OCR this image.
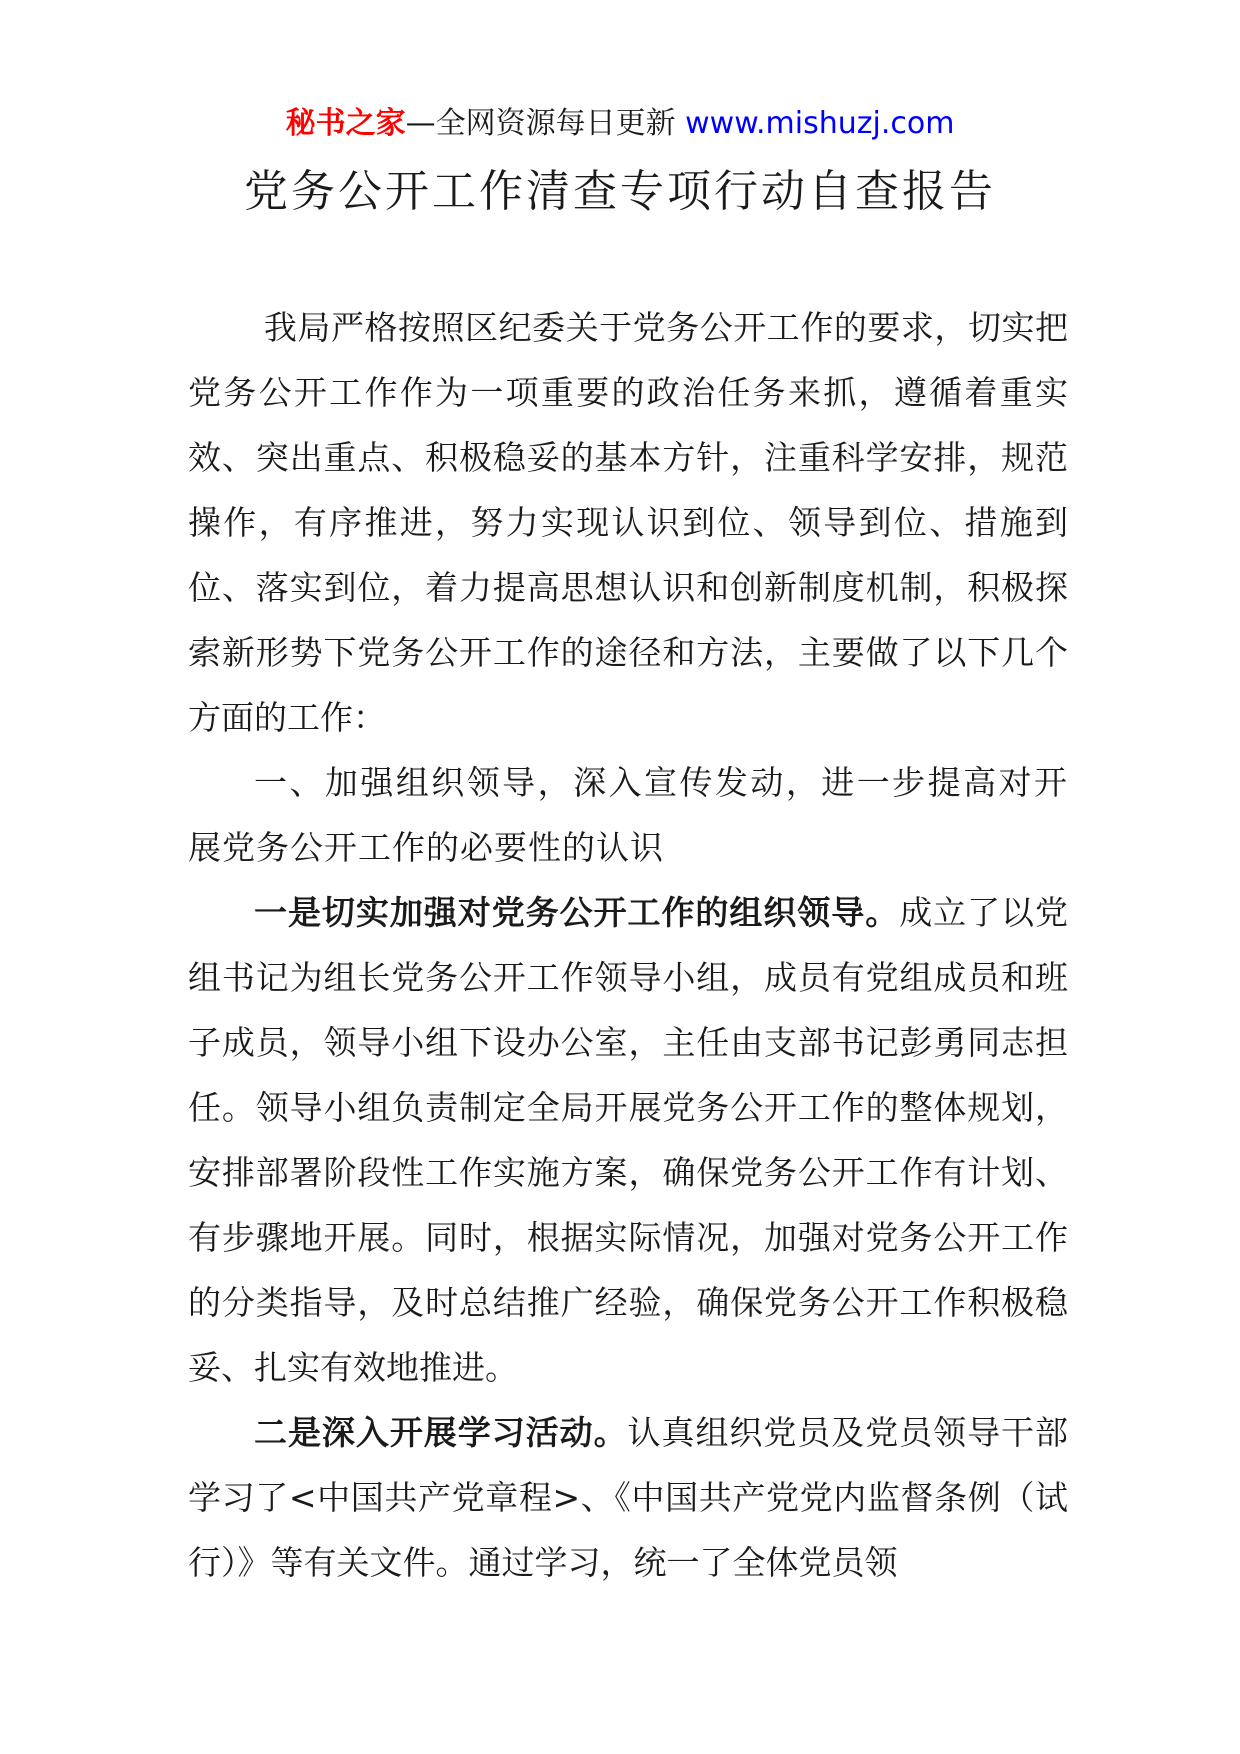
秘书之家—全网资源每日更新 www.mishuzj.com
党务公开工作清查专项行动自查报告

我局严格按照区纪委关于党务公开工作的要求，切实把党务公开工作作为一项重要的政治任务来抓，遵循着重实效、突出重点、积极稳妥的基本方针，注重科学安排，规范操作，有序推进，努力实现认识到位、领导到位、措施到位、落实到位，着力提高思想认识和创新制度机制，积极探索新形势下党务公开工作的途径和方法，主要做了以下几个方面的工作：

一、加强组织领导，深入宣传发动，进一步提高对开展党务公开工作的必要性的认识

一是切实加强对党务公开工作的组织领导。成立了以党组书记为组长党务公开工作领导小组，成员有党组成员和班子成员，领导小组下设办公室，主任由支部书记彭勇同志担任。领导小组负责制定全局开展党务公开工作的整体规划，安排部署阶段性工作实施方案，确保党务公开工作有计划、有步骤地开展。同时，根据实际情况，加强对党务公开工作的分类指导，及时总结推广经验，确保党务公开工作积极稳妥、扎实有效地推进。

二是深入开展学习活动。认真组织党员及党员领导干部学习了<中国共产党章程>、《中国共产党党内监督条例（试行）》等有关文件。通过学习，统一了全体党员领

══════════

YOUR OBJECTIVE
Make an exact copy of the records above, with the pictures left out.

FINISHED EXERCISE
OCR this image.
秘书之家—全网资源每日更新 www.mishuzj.com
党务公开工作清查专项行动自查报告

我局严格按照区纪委关于党务公开工作的要求，切实把党务公开工作作为一项重要的政治任务来抓，遵循着重实效、突出重点、积极稳妥的基本方针，注重科学安排，规范操作，有序推进，努力实现认识到位、领导到位、措施到位、落实到位，着力提高思想认识和创新制度机制，积极探索新形势下党务公开工作的途径和方法，主要做了以下几个方面的工作：

一、加强组织领导，深入宣传发动，进一步提高对开展党务公开工作的必要性的认识

一是切实加强对党务公开工作的组织领导。成立了以党组书记为组长党务公开工作领导小组，成员有党组成员和班子成员，领导小组下设办公室，主任由支部书记彭勇同志担任。领导小组负责制定全局开展党务公开工作的整体规划，安排部署阶段性工作实施方案，确保党务公开工作有计划、有步骤地开展。同时，根据实际情况，加强对党务公开工作的分类指导，及时总结推广经验，确保党务公开工作积极稳妥、扎实有效地推进。

二是深入开展学习活动。认真组织党员及党员领导干部学习了<中国共产党章程>、《中国共产党党内监督条例（试行）》等有关文件。通过学习，统一了全体党员领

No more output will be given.